### OBJECTIVE:
Restate the entire listing word for word.

### RECORDS FOR THIS EXERCISE:
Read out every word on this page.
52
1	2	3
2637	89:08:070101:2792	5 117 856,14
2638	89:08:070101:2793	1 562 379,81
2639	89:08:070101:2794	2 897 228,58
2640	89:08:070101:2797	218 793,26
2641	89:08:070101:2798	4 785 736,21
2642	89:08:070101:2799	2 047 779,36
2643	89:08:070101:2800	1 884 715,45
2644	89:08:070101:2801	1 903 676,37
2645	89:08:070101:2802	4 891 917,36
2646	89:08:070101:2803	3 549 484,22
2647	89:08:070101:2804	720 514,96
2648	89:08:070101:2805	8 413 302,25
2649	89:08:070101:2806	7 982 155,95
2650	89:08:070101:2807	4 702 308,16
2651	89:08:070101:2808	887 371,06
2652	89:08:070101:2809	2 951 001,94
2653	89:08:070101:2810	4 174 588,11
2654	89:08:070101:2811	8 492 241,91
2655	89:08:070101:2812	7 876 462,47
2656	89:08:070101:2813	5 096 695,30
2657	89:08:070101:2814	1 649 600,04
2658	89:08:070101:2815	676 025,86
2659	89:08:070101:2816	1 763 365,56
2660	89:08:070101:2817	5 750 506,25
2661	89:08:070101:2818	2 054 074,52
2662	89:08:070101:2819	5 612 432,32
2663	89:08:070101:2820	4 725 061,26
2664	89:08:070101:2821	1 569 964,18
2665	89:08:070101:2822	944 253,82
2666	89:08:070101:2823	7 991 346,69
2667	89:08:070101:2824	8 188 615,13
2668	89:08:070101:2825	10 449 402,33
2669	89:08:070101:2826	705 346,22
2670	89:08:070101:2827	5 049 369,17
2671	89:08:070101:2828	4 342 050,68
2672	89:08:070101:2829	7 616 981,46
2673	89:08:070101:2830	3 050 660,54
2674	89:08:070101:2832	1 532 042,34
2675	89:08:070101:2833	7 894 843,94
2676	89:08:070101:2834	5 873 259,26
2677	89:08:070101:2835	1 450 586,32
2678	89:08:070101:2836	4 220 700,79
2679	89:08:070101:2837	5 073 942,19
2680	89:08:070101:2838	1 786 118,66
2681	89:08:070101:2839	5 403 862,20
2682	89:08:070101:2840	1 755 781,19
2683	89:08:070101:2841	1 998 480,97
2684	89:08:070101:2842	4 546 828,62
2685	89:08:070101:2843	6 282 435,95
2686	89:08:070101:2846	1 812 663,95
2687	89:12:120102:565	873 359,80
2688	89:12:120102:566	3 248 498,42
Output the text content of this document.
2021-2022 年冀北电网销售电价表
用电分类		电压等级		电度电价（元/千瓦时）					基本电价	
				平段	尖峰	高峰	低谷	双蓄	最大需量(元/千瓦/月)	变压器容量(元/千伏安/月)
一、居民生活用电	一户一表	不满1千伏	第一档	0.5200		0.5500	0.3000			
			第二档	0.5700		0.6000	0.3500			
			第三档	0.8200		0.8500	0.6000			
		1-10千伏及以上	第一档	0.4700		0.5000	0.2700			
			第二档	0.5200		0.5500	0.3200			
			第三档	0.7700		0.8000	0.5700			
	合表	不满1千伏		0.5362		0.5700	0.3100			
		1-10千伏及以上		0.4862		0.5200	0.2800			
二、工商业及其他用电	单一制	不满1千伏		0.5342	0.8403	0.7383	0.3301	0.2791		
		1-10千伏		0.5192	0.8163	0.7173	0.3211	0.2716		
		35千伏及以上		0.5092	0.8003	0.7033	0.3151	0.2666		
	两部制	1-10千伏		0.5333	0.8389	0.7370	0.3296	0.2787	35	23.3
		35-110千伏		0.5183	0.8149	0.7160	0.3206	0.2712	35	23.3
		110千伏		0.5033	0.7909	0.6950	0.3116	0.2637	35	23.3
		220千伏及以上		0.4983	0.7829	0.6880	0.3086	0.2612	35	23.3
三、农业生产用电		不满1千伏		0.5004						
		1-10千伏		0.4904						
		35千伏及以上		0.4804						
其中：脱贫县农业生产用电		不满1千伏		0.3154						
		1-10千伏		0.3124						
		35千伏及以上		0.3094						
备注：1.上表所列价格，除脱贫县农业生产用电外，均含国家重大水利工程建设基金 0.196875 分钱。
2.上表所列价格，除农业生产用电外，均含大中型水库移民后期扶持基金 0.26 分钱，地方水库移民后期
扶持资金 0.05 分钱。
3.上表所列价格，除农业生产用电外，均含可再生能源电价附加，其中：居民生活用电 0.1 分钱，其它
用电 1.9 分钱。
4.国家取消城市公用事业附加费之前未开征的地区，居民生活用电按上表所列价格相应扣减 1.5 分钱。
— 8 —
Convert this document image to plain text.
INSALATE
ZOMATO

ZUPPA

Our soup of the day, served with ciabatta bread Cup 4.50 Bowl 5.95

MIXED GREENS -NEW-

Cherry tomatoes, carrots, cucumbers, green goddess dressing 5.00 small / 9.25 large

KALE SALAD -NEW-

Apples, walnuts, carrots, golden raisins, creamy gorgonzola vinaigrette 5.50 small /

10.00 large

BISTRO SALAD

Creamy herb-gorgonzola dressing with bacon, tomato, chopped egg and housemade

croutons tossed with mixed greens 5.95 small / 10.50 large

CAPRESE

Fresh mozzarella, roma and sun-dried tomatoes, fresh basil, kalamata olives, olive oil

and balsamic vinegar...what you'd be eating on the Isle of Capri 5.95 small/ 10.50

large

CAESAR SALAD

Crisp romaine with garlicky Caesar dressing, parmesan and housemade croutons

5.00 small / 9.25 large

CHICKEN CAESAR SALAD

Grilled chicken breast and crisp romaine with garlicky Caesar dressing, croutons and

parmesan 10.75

### CORRECT ANSWER:
Read out every word on this page.
52
1	2	3
2637	89:08:070101:2792	5 117 856,14
2638	89:08:070101:2793	1 562 379,81
2639	89:08:070101:2794	2 897 228,58
2640	89:08:070101:2797	218 793,26
2641	89:08:070101:2798	4 785 736,21
2642	89:08:070101:2799	2 047 779,36
2643	89:08:070101:2800	1 884 715,45
2644	89:08:070101:2801	1 903 676,37
2645	89:08:070101:2802	4 891 917,36
2646	89:08:070101:2803	3 549 484,22
2647	89:08:070101:2804	720 514,96
2648	89:08:070101:2805	8 413 302,25
2649	89:08:070101:2806	7 982 155,95
2650	89:08:070101:2807	4 702 308,16
2651	89:08:070101:2808	887 371,06
2652	89:08:070101:2809	2 951 001,94
2653	89:08:070101:2810	4 174 588,11
2654	89:08:070101:2811	8 492 241,91
2655	89:08:070101:2812	7 876 462,47
2656	89:08:070101:2813	5 096 695,30
2657	89:08:070101:2814	1 649 600,04
2658	89:08:070101:2815	676 025,86
2659	89:08:070101:2816	1 763 365,56
2660	89:08:070101:2817	5 750 506,25
2661	89:08:070101:2818	2 054 074,52
2662	89:08:070101:2819	5 612 432,32
2663	89:08:070101:2820	4 725 061,26
2664	89:08:070101:2821	1 569 964,18
2665	89:08:070101:2822	944 253,82
2666	89:08:070101:2823	7 991 346,69
2667	89:08:070101:2824	8 188 615,13
2668	89:08:070101:2825	10 449 402,33
2669	89:08:070101:2826	705 346,22
2670	89:08:070101:2827	5 049 369,17
2671	89:08:070101:2828	4 342 050,68
2672	89:08:070101:2829	7 616 981,46
2673	89:08:070101:2830	3 050 660,54
2674	89:08:070101:2832	1 532 042,34
2675	89:08:070101:2833	7 894 843,94
2676	89:08:070101:2834	5 873 259,26
2677	89:08:070101:2835	1 450 586,32
2678	89:08:070101:2836	4 220 700,79
2679	89:08:070101:2837	5 073 942,19
2680	89:08:070101:2838	1 786 118,66
2681	89:08:070101:2839	5 403 862,20
2682	89:08:070101:2840	1 755 781,19
2683	89:08:070101:2841	1 998 480,97
2684	89:08:070101:2842	4 546 828,62
2685	89:08:070101:2843	6 282 435,95
2686	89:08:070101:2846	1 812 663,95
2687	89:12:120102:565	873 359,80
2688	89:12:120102:566	3 248 498,42
Output the text content of this document.
2021-2022 年冀北电网销售电价表
用电分类		电压等级		电度电价（元/千瓦时）					基本电价	
				平段	尖峰	高峰	低谷	双蓄	最大需量(元/千瓦/月)	变压器容量(元/千伏安/月)
一、居民生活用电	一户一表	不满1千伏	第一档	0.5200		0.5500	0.3000			
			第二档	0.5700		0.6000	0.3500			
			第三档	0.8200		0.8500	0.6000			
		1-10千伏及以上	第一档	0.4700		0.5000	0.2700			
			第二档	0.5200		0.5500	0.3200			
			第三档	0.7700		0.8000	0.5700			
	合表	不满1千伏		0.5362		0.5700	0.3100			
		1-10千伏及以上		0.4862		0.5200	0.2800			
二、工商业及其他用电	单一制	不满1千伏		0.5342	0.8403	0.7383	0.3301	0.2791		
		1-10千伏		0.5192	0.8163	0.7173	0.3211	0.2716		
		35千伏及以上		0.5092	0.8003	0.7033	0.3151	0.2666		
	两部制	1-10千伏		0.5333	0.8389	0.7370	0.3296	0.2787	35	23.3
		35-110千伏		0.5183	0.8149	0.7160	0.3206	0.2712	35	23.3
		110千伏		0.5033	0.7909	0.6950	0.3116	0.2637	35	23.3
		220千伏及以上		0.4983	0.7829	0.6880	0.3086	0.2612	35	23.3
三、农业生产用电		不满1千伏		0.5004						
		1-10千伏		0.4904						
		35千伏及以上		0.4804						
其中：脱贫县农业生产用电		不满1千伏		0.3154						
		1-10千伏		0.3124						
		35千伏及以上		0.3094						
备注：1.上表所列价格，除脱贫县农业生产用电外，均含国家重大水利工程建设基金 0.196875 分钱。
2.上表所列价格，除农业生产用电外，均含大中型水库移民后期扶持基金 0.26 分钱，地方水库移民后期
扶持资金 0.05 分钱。
3.上表所列价格，除农业生产用电外，均含可再生能源电价附加，其中：居民生活用电 0.1 分钱，其它
用电 1.9 分钱。
4.国家取消城市公用事业附加费之前未开征的地区，居民生活用电按上表所列价格相应扣减 1.5 分钱。
— 8 —
Convert this document image to plain text.
INSALATE
ZOMATO

ZUPPA

Our soup of the day, served with ciabatta bread Cup 4.50 Bowl 5.95

MIXED GREENS -NEW-

Cherry tomatoes, carrots, cucumbers, green goddess dressing 5.00 small / 9.25 large

KALE SALAD -NEW-

Apples, walnuts, carrots, golden raisins, creamy gorgonzola vinaigrette 5.50 small /

10.00 large

BISTRO SALAD

Creamy herb-gorgonzola dressing with bacon, tomato, chopped egg and housemade

croutons tossed with mixed greens 5.95 small / 10.50 large

CAPRESE

Fresh mozzarella, roma and sun-dried tomatoes, fresh basil, kalamata olives, olive oil

and balsamic vinegar...what you'd be eating on the Isle of Capri 5.95 small/ 10.50

large

CAESAR SALAD

Crisp romaine with garlicky Caesar dressing, parmesan and housemade croutons

5.00 small / 9.25 large

CHICKEN CAESAR SALAD

Grilled chicken breast and crisp romaine with garlicky Caesar dressing, croutons and

parmesan 10.75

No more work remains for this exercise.